Written request: Which lines contain the word "name"? Return each of them as written.

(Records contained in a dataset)
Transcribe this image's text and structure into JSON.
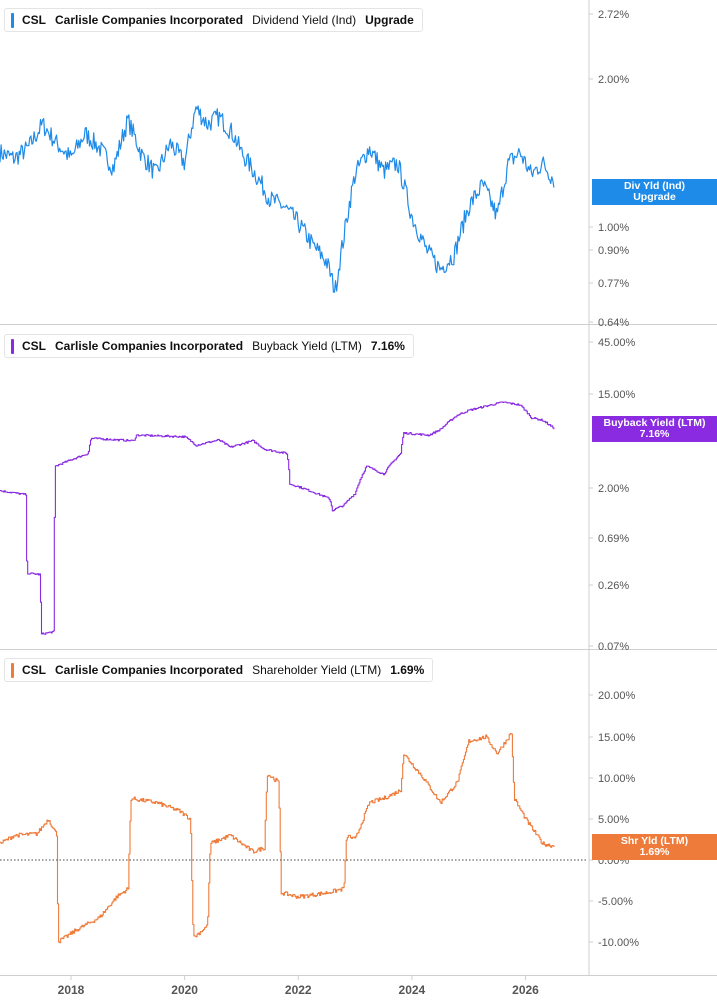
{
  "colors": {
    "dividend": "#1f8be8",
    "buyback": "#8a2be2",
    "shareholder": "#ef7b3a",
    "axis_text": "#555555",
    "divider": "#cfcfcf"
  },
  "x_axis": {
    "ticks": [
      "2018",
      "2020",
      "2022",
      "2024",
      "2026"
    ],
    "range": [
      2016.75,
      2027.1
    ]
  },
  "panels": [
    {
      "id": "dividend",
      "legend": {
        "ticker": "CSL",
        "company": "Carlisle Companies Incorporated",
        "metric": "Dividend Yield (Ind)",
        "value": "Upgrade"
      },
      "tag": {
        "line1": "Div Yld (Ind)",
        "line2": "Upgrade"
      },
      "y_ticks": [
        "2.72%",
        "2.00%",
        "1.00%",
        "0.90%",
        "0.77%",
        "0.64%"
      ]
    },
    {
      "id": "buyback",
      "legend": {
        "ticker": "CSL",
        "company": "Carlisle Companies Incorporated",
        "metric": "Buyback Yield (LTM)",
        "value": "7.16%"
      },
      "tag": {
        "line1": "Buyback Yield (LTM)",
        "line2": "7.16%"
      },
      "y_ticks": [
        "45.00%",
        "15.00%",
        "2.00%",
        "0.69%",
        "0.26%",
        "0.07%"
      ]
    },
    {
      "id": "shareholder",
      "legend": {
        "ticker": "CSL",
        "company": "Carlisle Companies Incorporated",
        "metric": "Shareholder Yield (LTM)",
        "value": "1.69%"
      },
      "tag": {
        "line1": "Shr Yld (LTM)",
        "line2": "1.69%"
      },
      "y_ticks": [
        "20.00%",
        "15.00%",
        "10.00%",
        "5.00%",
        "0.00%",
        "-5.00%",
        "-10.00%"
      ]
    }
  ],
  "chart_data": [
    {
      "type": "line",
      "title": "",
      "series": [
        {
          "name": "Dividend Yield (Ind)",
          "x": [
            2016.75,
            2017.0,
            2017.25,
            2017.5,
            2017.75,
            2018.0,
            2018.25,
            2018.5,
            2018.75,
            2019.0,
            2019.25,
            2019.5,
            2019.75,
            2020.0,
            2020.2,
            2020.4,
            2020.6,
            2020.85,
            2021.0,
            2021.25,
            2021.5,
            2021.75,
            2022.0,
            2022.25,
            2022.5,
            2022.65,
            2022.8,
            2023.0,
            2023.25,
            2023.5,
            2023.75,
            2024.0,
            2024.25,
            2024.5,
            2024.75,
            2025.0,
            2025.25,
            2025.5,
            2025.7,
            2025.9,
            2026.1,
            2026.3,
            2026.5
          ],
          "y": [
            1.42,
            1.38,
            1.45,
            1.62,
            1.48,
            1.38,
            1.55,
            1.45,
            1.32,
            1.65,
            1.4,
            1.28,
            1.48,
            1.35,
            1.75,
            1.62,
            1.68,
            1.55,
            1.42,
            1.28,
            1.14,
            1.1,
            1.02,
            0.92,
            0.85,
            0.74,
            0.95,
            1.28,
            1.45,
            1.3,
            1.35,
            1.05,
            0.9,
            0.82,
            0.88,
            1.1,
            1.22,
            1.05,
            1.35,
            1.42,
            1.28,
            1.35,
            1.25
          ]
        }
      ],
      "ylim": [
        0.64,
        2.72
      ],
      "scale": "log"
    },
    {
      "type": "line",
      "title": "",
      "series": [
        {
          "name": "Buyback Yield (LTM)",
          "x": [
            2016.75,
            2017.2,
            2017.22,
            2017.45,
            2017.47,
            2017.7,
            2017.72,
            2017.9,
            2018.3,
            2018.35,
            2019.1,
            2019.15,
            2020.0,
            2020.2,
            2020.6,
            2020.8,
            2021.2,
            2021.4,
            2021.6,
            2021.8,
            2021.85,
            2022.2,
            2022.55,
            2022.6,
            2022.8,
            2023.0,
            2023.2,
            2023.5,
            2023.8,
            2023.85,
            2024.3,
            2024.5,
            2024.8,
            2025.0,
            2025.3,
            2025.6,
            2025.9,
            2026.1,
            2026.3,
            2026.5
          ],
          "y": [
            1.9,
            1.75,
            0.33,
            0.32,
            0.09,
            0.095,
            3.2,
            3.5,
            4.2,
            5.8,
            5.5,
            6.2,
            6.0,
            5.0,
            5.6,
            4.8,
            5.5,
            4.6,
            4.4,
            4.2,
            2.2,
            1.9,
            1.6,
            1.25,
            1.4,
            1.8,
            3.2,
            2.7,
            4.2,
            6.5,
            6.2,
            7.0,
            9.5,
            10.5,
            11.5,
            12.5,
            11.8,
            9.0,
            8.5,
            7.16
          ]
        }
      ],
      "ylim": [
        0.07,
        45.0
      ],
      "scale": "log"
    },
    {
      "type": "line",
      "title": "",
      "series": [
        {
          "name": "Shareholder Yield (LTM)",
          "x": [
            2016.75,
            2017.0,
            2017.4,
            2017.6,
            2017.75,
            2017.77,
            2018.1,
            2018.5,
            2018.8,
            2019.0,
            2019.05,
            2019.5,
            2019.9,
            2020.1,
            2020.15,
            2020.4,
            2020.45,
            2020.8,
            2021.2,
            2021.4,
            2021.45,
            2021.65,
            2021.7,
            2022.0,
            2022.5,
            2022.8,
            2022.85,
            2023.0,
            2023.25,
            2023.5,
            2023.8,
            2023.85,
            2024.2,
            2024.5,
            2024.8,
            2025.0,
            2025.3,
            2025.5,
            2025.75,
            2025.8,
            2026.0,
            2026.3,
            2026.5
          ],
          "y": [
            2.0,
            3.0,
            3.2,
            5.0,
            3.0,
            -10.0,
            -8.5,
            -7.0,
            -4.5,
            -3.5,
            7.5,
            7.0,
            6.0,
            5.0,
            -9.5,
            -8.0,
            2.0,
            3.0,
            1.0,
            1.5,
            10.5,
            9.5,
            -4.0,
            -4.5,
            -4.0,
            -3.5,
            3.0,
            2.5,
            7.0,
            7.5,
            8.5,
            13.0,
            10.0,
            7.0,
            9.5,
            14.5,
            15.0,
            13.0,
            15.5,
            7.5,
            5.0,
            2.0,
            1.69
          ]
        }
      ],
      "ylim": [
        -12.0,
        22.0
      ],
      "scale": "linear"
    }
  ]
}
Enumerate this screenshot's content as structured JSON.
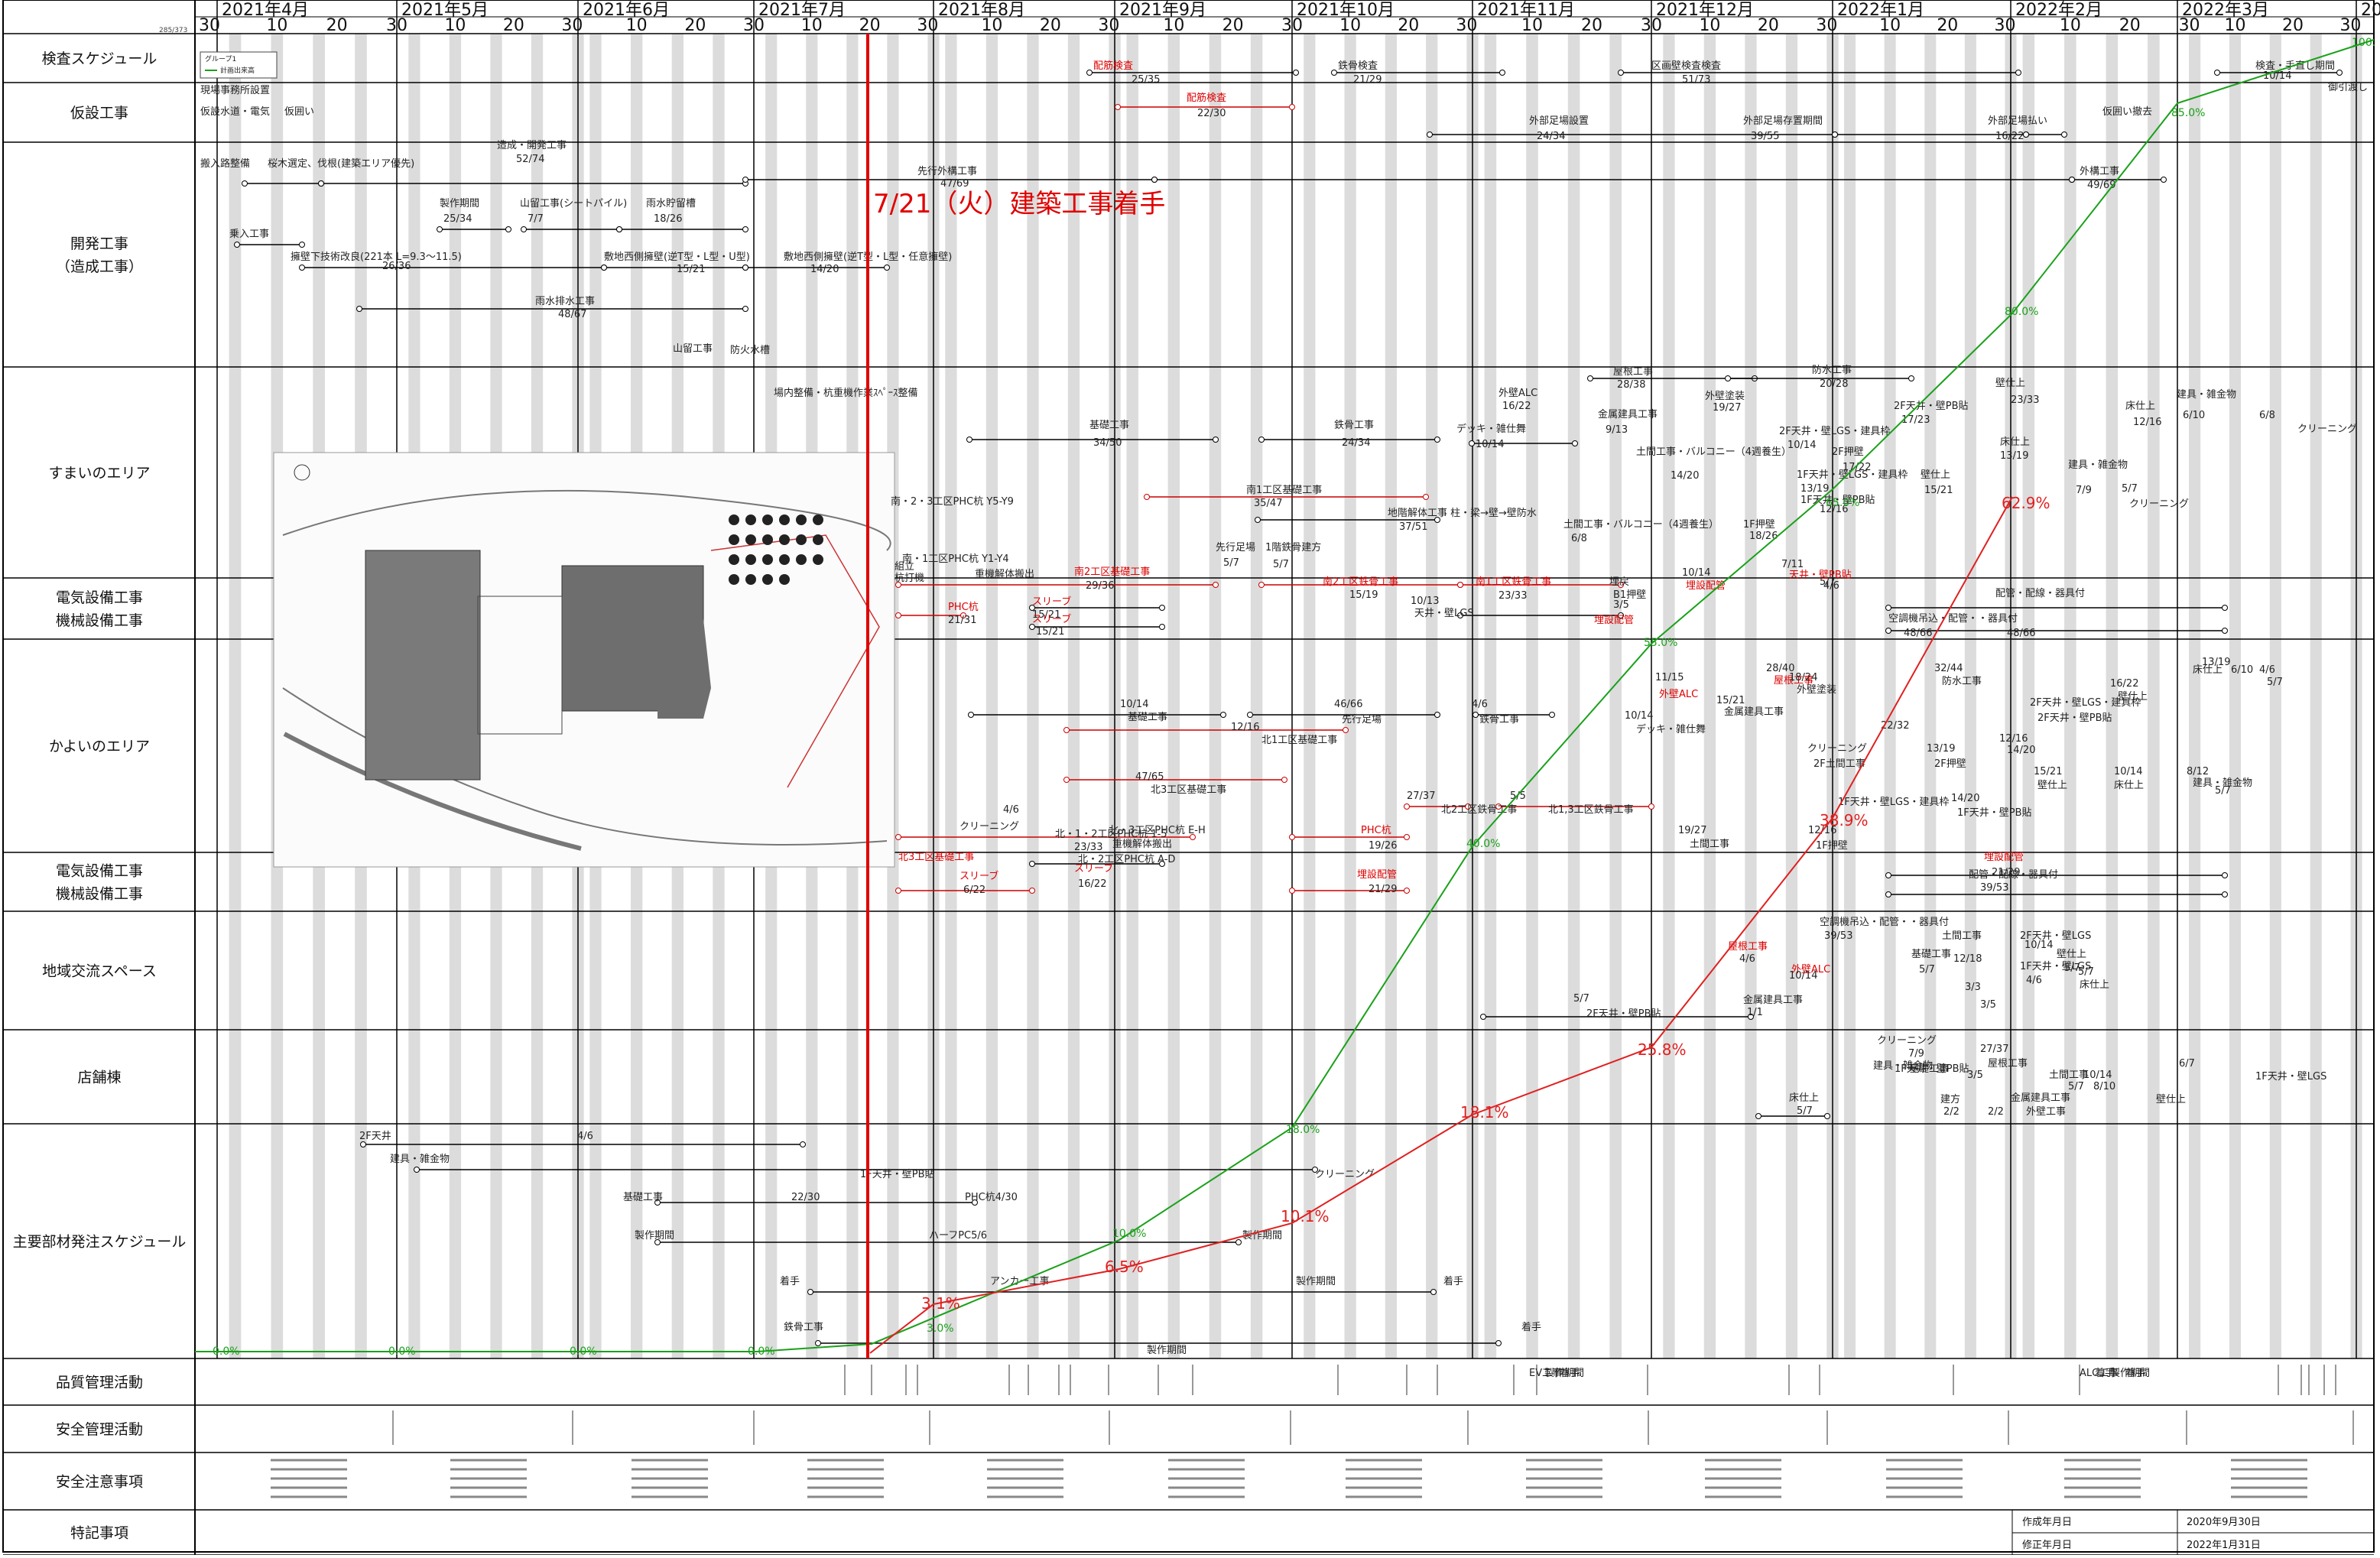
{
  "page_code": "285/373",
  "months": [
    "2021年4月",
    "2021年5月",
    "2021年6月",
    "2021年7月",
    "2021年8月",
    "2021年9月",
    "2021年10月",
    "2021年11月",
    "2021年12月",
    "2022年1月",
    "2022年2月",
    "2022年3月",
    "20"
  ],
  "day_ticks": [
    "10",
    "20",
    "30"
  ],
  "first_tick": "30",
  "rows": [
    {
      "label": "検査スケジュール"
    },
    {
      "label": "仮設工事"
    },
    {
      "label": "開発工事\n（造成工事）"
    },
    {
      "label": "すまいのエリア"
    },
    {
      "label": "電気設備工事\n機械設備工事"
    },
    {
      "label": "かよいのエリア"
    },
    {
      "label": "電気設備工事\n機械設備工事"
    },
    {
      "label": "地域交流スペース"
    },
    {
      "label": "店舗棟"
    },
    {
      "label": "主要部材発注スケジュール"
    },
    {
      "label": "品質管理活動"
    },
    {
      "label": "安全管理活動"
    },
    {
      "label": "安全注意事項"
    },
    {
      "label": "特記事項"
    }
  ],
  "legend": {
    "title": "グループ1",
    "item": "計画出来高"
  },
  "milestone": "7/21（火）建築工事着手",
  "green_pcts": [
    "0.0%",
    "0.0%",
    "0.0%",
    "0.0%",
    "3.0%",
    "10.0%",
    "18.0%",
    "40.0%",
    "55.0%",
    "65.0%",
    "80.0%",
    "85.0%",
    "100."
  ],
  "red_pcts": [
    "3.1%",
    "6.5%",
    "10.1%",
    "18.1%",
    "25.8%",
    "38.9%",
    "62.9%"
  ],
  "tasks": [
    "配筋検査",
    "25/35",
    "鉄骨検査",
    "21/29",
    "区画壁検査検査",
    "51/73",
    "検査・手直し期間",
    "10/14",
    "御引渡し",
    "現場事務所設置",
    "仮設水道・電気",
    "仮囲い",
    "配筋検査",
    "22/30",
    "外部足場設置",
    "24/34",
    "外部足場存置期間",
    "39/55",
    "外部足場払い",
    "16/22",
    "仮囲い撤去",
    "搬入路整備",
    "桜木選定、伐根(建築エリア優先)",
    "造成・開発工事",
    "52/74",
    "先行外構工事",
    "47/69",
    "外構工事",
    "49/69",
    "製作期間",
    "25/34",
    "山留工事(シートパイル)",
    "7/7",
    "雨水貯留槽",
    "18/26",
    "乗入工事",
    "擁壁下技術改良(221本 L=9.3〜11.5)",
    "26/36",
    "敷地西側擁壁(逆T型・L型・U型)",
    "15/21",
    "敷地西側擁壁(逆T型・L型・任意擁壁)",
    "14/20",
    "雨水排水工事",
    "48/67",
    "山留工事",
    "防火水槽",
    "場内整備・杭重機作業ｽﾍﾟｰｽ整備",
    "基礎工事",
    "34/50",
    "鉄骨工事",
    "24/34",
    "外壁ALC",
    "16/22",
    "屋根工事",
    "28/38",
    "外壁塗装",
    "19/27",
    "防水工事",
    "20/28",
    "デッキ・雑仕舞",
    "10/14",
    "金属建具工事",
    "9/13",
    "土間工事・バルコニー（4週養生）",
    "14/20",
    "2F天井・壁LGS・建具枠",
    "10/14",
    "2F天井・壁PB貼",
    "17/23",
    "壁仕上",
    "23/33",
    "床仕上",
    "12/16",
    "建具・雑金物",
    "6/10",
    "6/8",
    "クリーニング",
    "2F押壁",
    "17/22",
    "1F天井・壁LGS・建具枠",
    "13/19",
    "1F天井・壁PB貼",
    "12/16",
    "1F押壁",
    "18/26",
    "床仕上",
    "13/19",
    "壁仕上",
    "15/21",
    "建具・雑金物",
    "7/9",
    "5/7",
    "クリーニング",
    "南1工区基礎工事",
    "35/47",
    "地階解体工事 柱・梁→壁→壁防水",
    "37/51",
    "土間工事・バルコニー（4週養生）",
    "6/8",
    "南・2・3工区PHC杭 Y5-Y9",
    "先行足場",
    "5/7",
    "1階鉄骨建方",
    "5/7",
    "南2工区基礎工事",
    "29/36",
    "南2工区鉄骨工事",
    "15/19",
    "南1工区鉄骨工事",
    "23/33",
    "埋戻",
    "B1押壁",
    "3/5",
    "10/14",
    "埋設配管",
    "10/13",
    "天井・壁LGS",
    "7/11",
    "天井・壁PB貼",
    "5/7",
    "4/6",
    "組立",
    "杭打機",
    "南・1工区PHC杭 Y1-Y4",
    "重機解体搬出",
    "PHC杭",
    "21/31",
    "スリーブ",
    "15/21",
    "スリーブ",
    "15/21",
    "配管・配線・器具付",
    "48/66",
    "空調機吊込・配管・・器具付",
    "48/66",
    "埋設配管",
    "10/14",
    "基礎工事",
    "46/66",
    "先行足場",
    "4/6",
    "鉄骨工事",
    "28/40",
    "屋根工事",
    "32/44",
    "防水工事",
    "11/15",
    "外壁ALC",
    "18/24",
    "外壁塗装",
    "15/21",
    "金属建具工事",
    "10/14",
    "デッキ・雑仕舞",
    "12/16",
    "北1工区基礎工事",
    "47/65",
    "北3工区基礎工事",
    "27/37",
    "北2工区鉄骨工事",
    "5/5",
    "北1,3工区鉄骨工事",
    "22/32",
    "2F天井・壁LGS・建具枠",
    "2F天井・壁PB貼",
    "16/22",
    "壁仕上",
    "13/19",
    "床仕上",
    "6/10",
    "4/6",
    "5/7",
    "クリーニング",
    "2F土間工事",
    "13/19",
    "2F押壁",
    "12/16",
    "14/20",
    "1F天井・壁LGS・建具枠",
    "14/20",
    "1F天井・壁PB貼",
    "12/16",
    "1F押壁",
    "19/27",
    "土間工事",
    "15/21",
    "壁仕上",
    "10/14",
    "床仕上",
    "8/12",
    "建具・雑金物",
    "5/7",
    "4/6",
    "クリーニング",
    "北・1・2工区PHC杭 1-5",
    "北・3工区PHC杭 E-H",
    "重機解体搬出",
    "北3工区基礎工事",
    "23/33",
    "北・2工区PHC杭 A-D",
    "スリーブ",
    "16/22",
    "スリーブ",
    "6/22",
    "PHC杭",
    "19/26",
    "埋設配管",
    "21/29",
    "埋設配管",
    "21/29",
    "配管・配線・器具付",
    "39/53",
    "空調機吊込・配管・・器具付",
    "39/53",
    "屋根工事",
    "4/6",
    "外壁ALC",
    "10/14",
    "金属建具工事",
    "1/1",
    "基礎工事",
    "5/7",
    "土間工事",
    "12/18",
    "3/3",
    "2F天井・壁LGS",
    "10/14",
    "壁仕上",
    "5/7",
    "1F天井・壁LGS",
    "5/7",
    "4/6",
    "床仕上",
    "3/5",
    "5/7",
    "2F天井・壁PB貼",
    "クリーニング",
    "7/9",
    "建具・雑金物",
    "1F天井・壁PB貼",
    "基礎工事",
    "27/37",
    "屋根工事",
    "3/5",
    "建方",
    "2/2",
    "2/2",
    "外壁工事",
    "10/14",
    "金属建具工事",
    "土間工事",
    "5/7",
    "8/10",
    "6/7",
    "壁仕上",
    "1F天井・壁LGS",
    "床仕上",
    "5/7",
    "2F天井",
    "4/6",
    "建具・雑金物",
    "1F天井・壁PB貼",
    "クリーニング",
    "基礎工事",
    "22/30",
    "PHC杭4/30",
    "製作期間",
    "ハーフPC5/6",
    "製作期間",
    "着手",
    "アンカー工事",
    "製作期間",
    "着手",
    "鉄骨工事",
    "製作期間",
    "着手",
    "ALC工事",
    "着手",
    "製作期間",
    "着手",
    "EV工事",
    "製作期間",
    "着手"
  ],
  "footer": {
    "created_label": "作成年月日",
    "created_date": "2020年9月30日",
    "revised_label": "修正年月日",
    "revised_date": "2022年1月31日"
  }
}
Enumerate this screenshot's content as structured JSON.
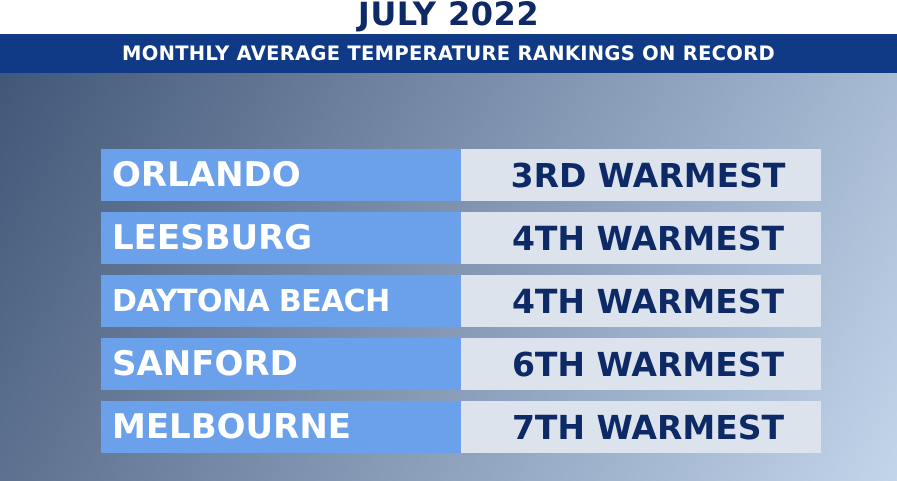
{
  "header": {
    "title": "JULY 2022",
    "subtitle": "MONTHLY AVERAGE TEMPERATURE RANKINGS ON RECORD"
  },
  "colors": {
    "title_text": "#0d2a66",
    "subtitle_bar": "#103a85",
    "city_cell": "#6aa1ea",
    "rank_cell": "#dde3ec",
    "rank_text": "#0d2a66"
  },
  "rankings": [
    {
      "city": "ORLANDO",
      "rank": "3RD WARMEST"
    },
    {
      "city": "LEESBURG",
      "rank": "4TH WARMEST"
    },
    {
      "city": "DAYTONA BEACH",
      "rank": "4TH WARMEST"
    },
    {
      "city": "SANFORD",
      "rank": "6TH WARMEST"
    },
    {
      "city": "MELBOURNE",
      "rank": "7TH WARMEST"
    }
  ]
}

Result:
          "name": "Dividend Yield (Ind)",
          "name": "Buyback Yield (LTM)",
          "name": "Shareholder Yield (LTM)",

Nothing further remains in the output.